• [Task details]:
How many lines in this data contain the string "title"? Reply with the number only.
━━ Supplied data ━━
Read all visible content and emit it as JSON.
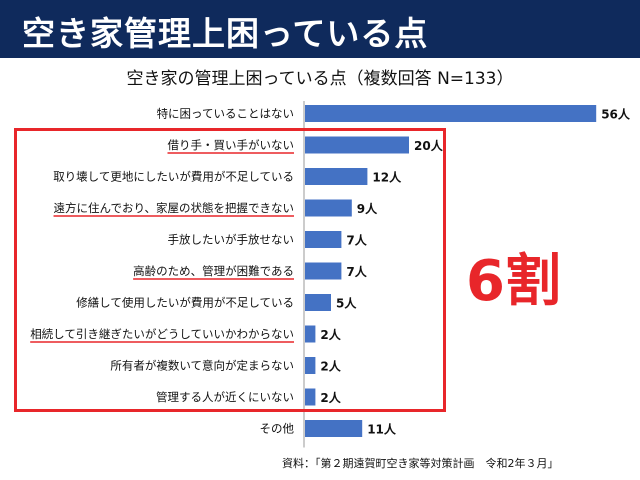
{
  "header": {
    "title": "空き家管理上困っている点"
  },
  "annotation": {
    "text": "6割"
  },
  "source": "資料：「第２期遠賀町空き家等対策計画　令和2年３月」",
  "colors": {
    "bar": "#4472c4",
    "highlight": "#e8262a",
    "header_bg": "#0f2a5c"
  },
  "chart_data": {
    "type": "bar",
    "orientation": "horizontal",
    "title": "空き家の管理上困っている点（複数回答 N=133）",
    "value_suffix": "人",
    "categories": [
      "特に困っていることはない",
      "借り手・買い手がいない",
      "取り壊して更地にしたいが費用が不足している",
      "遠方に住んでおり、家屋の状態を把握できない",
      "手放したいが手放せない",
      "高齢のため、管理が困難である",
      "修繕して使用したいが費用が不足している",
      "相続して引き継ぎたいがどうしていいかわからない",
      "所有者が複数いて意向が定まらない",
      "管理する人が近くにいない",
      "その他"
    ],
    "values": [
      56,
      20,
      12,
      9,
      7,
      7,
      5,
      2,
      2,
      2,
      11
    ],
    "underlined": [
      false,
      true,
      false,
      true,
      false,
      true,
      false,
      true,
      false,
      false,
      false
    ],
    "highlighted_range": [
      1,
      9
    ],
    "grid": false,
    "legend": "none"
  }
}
━━━
• [Answer below]:
2